▸ **Task to complete**
Skip the images and copy each record exactly as written.

▸ **Records**
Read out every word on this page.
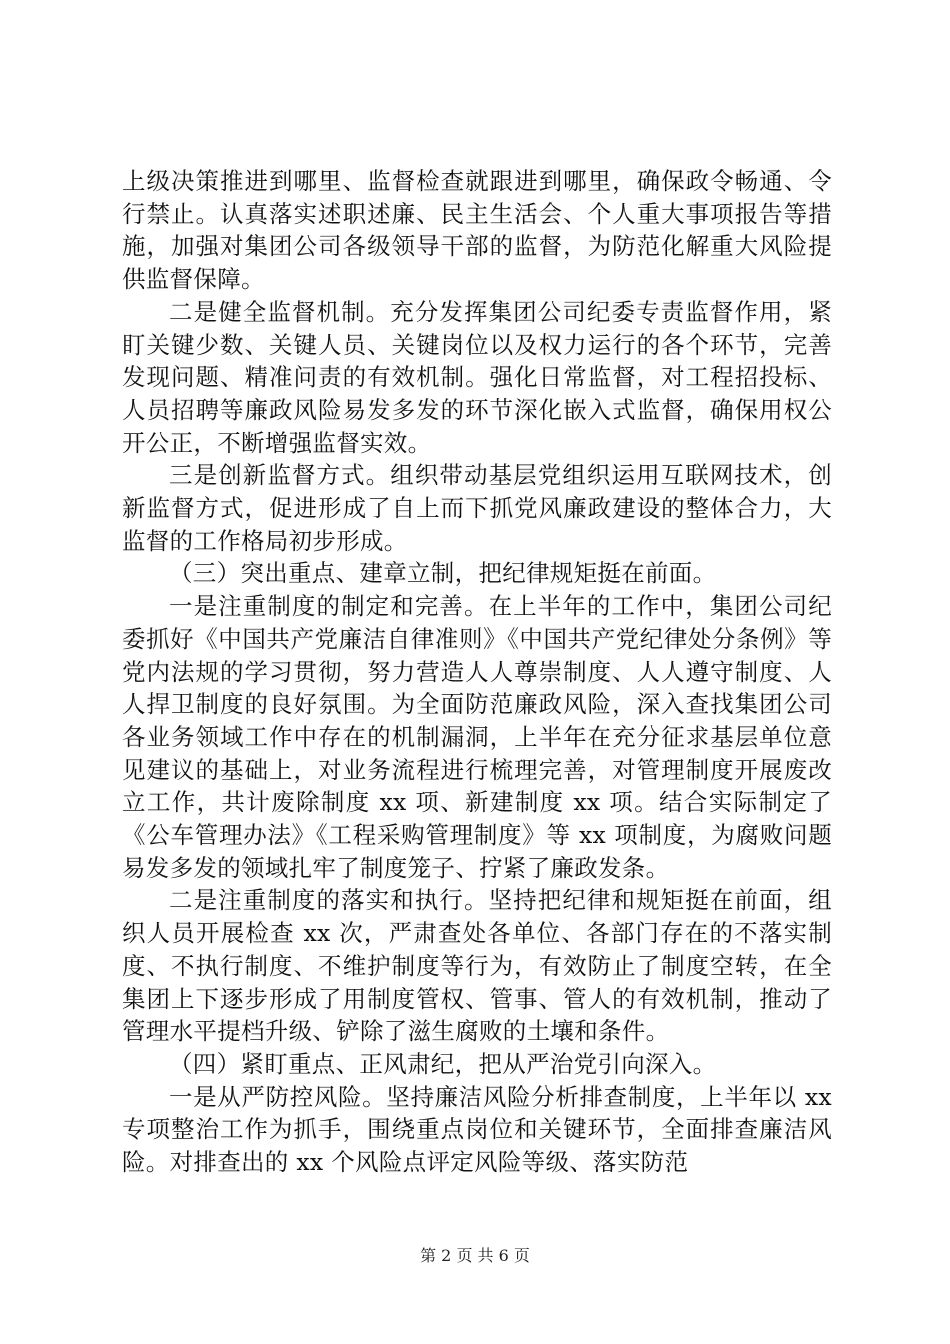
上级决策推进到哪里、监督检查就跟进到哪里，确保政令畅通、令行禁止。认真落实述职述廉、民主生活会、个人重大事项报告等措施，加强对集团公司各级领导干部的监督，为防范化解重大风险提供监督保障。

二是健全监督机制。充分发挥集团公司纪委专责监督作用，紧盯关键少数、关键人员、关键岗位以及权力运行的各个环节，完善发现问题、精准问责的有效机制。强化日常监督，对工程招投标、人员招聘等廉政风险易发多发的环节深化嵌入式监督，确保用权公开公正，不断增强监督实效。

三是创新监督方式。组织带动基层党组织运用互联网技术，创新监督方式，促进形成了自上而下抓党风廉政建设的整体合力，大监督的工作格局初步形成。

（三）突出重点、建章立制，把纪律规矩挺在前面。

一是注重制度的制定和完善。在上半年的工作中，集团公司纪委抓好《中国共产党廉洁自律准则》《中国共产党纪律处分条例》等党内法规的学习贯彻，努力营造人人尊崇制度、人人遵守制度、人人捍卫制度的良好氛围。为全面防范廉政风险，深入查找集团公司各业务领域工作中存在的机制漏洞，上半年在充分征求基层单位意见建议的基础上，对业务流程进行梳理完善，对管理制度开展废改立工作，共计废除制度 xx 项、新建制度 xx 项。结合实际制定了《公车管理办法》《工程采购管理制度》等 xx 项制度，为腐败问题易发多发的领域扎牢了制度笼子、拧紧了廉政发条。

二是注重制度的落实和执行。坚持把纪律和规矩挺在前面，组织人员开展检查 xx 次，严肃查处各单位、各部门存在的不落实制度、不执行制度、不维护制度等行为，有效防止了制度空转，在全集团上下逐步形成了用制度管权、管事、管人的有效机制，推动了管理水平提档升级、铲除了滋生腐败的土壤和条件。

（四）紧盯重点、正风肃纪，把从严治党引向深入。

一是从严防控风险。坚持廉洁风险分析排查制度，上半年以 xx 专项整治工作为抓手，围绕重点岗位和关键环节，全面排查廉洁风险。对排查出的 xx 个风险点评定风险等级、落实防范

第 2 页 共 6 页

▸ **Complete output**
Read out every word on this page.
上级决策推进到哪里、监督检查就跟进到哪里，确保政令畅通、令行禁止。认真落实述职述廉、民主生活会、个人重大事项报告等措施，加强对集团公司各级领导干部的监督，为防范化解重大风险提供监督保障。

二是健全监督机制。充分发挥集团公司纪委专责监督作用，紧盯关键少数、关键人员、关键岗位以及权力运行的各个环节，完善发现问题、精准问责的有效机制。强化日常监督，对工程招投标、人员招聘等廉政风险易发多发的环节深化嵌入式监督，确保用权公开公正，不断增强监督实效。

三是创新监督方式。组织带动基层党组织运用互联网技术，创新监督方式，促进形成了自上而下抓党风廉政建设的整体合力，大监督的工作格局初步形成。

（三）突出重点、建章立制，把纪律规矩挺在前面。

一是注重制度的制定和完善。在上半年的工作中，集团公司纪委抓好《中国共产党廉洁自律准则》《中国共产党纪律处分条例》等党内法规的学习贯彻，努力营造人人尊崇制度、人人遵守制度、人人捍卫制度的良好氛围。为全面防范廉政风险，深入查找集团公司各业务领域工作中存在的机制漏洞，上半年在充分征求基层单位意见建议的基础上，对业务流程进行梳理完善，对管理制度开展废改立工作，共计废除制度 xx 项、新建制度 xx 项。结合实际制定了《公车管理办法》《工程采购管理制度》等 xx 项制度，为腐败问题易发多发的领域扎牢了制度笼子、拧紧了廉政发条。

二是注重制度的落实和执行。坚持把纪律和规矩挺在前面，组织人员开展检查 xx 次，严肃查处各单位、各部门存在的不落实制度、不执行制度、不维护制度等行为，有效防止了制度空转，在全集团上下逐步形成了用制度管权、管事、管人的有效机制，推动了管理水平提档升级、铲除了滋生腐败的土壤和条件。

（四）紧盯重点、正风肃纪，把从严治党引向深入。

一是从严防控风险。坚持廉洁风险分析排查制度，上半年以 xx 专项整治工作为抓手，围绕重点岗位和关键环节，全面排查廉洁风险。对排查出的 xx 个风险点评定风险等级、落实防范

第 2 页 共 6 页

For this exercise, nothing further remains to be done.